* **RECORDS SHOWN**
★ ★ ★ ★ ★
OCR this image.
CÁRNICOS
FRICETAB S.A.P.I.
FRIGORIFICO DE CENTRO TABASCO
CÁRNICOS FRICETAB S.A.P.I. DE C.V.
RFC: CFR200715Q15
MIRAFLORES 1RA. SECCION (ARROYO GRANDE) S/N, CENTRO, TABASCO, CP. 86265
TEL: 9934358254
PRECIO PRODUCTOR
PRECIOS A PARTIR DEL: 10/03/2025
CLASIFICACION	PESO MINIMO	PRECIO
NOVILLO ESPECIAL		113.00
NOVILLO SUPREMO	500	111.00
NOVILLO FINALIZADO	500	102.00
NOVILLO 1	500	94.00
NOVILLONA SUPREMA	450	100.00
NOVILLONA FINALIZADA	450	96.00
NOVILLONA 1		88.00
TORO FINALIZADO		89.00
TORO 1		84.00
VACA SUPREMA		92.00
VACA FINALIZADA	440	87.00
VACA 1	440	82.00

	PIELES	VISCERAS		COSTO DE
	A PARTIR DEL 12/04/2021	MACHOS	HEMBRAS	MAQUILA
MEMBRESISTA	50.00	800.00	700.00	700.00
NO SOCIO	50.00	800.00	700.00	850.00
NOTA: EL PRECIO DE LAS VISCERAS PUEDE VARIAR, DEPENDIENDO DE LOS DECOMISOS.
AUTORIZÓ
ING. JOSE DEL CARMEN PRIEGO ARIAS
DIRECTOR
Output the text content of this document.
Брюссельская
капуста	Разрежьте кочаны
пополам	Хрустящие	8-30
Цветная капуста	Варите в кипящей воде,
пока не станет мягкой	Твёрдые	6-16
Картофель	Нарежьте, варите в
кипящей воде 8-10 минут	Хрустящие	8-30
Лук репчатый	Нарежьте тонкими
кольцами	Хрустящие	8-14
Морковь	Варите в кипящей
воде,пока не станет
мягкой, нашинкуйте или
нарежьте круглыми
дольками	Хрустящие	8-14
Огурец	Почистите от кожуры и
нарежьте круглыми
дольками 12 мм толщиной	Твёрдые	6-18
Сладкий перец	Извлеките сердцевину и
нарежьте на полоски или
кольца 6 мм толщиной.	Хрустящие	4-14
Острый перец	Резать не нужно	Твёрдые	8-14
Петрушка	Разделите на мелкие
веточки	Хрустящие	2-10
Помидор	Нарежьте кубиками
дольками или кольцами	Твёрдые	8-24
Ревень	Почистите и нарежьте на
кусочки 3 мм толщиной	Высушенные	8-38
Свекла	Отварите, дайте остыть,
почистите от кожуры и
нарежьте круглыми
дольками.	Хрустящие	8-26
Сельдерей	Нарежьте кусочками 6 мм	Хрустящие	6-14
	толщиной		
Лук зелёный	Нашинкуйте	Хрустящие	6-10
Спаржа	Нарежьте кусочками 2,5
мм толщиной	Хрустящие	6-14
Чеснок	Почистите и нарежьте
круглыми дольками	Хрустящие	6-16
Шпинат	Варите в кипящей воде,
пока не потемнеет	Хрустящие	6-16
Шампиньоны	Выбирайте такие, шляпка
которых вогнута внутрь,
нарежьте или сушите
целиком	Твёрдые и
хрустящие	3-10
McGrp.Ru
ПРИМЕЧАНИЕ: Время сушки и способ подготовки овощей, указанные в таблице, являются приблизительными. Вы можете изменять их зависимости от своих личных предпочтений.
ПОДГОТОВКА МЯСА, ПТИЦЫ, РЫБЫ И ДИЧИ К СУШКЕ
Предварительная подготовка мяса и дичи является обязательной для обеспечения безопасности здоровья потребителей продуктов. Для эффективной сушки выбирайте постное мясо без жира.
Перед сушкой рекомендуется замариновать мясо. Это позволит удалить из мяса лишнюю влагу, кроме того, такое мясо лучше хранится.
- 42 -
★ ★ ★ ★ ★
* **WHAT IS BEING ASKED**
From the data above, show each line that contains "воде".

* **COMPLETE RESPONSE**
Цветная капуста	Варите в кипящей воде,
кипящей воде 8-10 минут	Хрустящие	8-30
воде,пока не станет
Шпинат	Варите в кипящей воде,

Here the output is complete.